Skip to content
New issue

Have a question about this project? Sign up for a free GitHub account to open an issue and contact its maintainers and the community.

By clicking “Sign up for GitHub”, you agree to our terms of service and privacy statement. We’ll occasionally send you account related emails.

Already on GitHub? Sign in to your account

runtime: invalid GC instruction 0xd183f0 at 0xc208217f28 #7748

Closed
davecheney opened this issue Apr 10, 2014 · 8 comments
Closed

runtime: invalid GC instruction 0xd183f0 at 0xc208217f28 #7748

davecheney opened this issue Apr 10, 2014 · 8 comments
Milestone

Comments

@davecheney
Copy link
Contributor

What steps will reproduce the problem?
1. sudo apt-get install mongodb-server
2. go get -u launchpad.net/juju-core/...
3. go test launchpad.net/juju-core/worker/upgrader

What is the expected output? What do you see instead?

runtime: invalid GC instruction 0xd183f0 at 0xc208217f28
fatal error: scanblock: invalid GC instruction

runtime stack:
runtime.throw(0x11c00e9)
    /home/dfc/go/src/pkg/runtime/panic.c:520 +0x69 fp=0x7fc6f4f8f8d8
scanblock(0x7fc6f71c0000, 0x7fc6f4f8fc00)
    /home/dfc/go/src/pkg/runtime/mgc0.c:1139 +0x375 fp=0x7fc6f4f8fc00
markroot(0xc20800c900, 0x54)
    /home/dfc/go/src/pkg/runtime/mgc0.c:1333 +0xd9 fp=0x7fc6f4f8fc80
runtime.parfordo(0xc20800c900)
    /home/dfc/go/src/pkg/runtime/parfor.c:88 +0xa3 fp=0x7fc6f4f8fcf8
gc(0x7fc6f477e278)

§ **WHAT THIS EXERCISE ASKS**:
1. Copy the issue from "What steps will" up to and including "runtime.throw(0x11c00e9)", swapping "mongodb-server" for "juju-mongodb".
2. In the issue, why did the runtime stop with a fatal error? Answer in one to three sentences.
The items after the issue are separate material with no connection to it.

§ **EXTRACTED RECORDS**:
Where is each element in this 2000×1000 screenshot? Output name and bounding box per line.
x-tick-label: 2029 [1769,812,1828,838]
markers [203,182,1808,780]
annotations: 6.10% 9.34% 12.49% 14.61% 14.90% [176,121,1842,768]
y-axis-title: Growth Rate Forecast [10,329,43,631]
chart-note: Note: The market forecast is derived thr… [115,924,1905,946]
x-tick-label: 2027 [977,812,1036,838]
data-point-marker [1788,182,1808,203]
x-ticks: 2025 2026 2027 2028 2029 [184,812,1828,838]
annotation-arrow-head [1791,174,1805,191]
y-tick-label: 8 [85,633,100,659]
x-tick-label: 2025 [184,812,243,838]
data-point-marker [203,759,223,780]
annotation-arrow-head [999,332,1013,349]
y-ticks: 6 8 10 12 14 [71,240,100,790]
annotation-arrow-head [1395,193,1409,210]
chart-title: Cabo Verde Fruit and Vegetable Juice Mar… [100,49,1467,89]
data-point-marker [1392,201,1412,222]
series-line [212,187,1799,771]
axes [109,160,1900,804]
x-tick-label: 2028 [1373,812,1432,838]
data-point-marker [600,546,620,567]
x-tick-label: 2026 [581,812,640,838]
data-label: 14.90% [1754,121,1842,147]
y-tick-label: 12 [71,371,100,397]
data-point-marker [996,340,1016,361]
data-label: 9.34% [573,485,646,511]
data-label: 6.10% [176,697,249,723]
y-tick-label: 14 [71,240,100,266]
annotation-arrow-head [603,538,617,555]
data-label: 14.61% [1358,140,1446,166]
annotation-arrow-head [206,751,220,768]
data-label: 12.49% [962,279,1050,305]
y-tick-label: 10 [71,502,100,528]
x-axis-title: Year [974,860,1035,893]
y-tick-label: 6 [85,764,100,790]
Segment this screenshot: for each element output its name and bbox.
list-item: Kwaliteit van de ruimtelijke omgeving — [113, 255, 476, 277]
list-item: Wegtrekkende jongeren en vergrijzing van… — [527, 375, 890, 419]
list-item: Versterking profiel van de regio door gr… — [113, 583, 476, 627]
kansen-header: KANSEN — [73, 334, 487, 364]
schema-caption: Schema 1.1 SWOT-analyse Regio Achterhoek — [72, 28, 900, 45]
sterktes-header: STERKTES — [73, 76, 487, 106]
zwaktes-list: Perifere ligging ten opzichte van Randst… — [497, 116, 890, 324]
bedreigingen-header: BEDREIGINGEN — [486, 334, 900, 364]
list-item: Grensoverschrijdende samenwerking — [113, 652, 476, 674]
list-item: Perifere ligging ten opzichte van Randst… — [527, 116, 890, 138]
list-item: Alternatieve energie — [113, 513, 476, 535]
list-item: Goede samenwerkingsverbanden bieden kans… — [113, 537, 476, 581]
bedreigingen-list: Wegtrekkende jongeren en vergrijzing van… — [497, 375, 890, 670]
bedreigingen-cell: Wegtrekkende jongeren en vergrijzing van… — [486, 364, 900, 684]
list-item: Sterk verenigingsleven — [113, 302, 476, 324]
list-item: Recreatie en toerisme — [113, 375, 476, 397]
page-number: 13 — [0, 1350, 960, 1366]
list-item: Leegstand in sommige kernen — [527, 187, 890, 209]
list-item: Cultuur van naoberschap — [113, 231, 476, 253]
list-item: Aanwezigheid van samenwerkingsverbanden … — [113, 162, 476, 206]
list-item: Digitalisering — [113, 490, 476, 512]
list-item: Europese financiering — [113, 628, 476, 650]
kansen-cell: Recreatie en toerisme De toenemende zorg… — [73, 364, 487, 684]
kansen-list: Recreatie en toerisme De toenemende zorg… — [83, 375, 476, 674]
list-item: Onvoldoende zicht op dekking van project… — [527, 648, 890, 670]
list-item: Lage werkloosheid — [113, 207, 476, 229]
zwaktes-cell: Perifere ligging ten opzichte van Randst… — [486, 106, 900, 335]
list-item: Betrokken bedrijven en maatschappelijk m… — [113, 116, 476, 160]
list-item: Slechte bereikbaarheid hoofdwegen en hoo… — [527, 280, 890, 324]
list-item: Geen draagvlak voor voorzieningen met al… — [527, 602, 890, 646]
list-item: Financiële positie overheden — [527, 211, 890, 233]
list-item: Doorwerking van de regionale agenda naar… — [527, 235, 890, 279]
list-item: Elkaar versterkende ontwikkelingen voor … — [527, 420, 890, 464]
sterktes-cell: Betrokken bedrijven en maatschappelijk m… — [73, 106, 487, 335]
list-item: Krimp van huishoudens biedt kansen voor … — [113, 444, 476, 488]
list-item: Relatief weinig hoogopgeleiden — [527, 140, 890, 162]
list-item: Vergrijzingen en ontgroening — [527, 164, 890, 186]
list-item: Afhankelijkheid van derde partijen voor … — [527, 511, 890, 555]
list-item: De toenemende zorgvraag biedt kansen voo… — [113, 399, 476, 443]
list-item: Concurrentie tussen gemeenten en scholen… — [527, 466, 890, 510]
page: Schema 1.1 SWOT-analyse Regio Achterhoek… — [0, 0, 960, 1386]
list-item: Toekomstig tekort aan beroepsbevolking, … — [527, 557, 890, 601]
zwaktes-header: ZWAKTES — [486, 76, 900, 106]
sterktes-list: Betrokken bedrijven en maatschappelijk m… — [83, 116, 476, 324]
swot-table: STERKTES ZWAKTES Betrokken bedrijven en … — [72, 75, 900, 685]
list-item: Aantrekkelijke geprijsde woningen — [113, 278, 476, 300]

§ **SOLUTIONS TO THE EXERCISE**:
1.
What steps will reproduce the problem?
1. sudo apt-get install juju-mongodb
2. go get -u launchpad.net/juju-core/...
3. go test launchpad.net/juju-core/worker/upgrader

What is the expected output? What do you see instead?

runtime: invalid GC instruction 0xd183f0 at 0xc208217f28
fatal error: scanblock: invalid GC instruction

runtime stack:
runtime.throw(0x11c00e9)

2. The scanblock function hit an invalid GC instruction, 0xd183f0 at 0xc208217f28. The fatal error reads "scanblock: invalid GC instruction."